WHAT YOU NEED TO DO ->
The response should consist of the data reproduced word for word.

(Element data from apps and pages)
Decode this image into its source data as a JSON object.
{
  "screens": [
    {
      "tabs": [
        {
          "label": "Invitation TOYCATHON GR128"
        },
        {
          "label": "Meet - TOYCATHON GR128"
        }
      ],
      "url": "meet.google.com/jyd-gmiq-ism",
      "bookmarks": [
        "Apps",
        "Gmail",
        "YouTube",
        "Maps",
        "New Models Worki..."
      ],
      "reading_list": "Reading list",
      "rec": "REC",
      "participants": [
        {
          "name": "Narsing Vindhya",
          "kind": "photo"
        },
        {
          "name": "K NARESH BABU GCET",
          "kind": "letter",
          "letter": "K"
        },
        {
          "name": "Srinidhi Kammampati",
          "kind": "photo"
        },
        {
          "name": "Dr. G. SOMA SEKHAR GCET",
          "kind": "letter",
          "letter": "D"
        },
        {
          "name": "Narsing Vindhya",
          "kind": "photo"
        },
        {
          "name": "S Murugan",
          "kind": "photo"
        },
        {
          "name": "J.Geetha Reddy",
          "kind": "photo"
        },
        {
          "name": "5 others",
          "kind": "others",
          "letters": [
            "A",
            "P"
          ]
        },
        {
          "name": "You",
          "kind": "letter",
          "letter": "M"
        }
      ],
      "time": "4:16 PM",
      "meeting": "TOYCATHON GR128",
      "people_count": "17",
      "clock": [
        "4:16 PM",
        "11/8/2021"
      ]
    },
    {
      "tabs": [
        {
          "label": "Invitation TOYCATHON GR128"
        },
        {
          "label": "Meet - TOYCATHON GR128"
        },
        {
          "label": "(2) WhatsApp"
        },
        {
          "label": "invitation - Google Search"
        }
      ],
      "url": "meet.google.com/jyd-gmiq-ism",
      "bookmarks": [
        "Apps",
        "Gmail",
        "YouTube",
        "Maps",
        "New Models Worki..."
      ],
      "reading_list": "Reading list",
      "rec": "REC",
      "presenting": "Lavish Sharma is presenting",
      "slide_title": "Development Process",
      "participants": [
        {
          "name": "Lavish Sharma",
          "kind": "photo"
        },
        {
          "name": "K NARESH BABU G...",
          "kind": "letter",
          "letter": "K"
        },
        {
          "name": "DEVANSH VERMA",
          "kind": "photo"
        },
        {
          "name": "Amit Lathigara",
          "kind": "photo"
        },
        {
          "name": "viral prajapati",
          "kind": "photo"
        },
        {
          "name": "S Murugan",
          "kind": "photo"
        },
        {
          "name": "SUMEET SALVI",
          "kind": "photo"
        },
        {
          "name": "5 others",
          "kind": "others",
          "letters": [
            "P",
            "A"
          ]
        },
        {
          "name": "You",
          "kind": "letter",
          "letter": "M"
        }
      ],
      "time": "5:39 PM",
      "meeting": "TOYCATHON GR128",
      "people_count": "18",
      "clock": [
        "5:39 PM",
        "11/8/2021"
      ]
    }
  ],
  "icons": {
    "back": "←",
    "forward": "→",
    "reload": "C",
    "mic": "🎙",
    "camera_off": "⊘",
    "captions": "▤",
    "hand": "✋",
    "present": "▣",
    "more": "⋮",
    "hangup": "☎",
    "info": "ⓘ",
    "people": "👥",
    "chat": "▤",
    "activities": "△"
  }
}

EXERCISE ANSWER ->
Decode this image into its source data as a JSON object.
{
  "screens": [
    {
      "tabs": [
        {
          "label": "Invitation TOYCATHON GR128"
        },
        {
          "label": "Meet - TOYCATHON GR128"
        }
      ],
      "url": "meet.google.com/jyd-gmiq-ism",
      "bookmarks": [
        "Apps",
        "Gmail",
        "YouTube",
        "Maps",
        "New Models Worki..."
      ],
      "reading_list": "Reading list",
      "rec": "REC",
      "participants": [
        {
          "name": "Narsing Vindhya",
          "kind": "photo"
        },
        {
          "name": "K NARESH BABU GCET",
          "kind": "letter",
          "letter": "K"
        },
        {
          "name": "Srinidhi Kammampati",
          "kind": "photo"
        },
        {
          "name": "Dr. G. SOMA SEKHAR GCET",
          "kind": "letter",
          "letter": "D"
        },
        {
          "name": "Narsing Vindhya",
          "kind": "photo"
        },
        {
          "name": "S Murugan",
          "kind": "photo"
        },
        {
          "name": "J.Geetha Reddy",
          "kind": "photo"
        },
        {
          "name": "5 others",
          "kind": "others",
          "letters": [
            "A",
            "P"
          ]
        },
        {
          "name": "You",
          "kind": "letter",
          "letter": "M"
        }
      ],
      "time": "4:16 PM",
      "meeting": "TOYCATHON GR128",
      "people_count": "17",
      "clock": [
        "4:16 PM",
        "11/8/2021"
      ]
    },
    {
      "tabs": [
        {
          "label": "Invitation TOYCATHON GR128"
        },
        {
          "label": "Meet - TOYCATHON GR128"
        },
        {
          "label": "(2) WhatsApp"
        },
        {
          "label": "invitation - Google Search"
        }
      ],
      "url": "meet.google.com/jyd-gmiq-ism",
      "bookmarks": [
        "Apps",
        "Gmail",
        "YouTube",
        "Maps",
        "New Models Worki..."
      ],
      "reading_list": "Reading list",
      "rec": "REC",
      "presenting": "Lavish Sharma is presenting",
      "slide_title": "Development Process",
      "participants": [
        {
          "name": "Lavish Sharma",
          "kind": "photo"
        },
        {
          "name": "K NARESH BABU G...",
          "kind": "letter",
          "letter": "K"
        },
        {
          "name": "DEVANSH VERMA",
          "kind": "photo"
        },
        {
          "name": "Amit Lathigara",
          "kind": "photo"
        },
        {
          "name": "viral prajapati",
          "kind": "photo"
        },
        {
          "name": "S Murugan",
          "kind": "photo"
        },
        {
          "name": "SUMEET SALVI",
          "kind": "photo"
        },
        {
          "name": "5 others",
          "kind": "others",
          "letters": [
            "P",
            "A"
          ]
        },
        {
          "name": "You",
          "kind": "letter",
          "letter": "M"
        }
      ],
      "time": "5:39 PM",
      "meeting": "TOYCATHON GR128",
      "people_count": "18",
      "clock": [
        "5:39 PM",
        "11/8/2021"
      ]
    }
  ],
  "icons": {
    "back": "←",
    "forward": "→",
    "reload": "C",
    "mic": "🎙",
    "camera_off": "⊘",
    "captions": "▤",
    "hand": "✋",
    "present": "▣",
    "more": "⋮",
    "hangup": "☎",
    "info": "ⓘ",
    "people": "👥",
    "chat": "▤",
    "activities": "△"
  }
}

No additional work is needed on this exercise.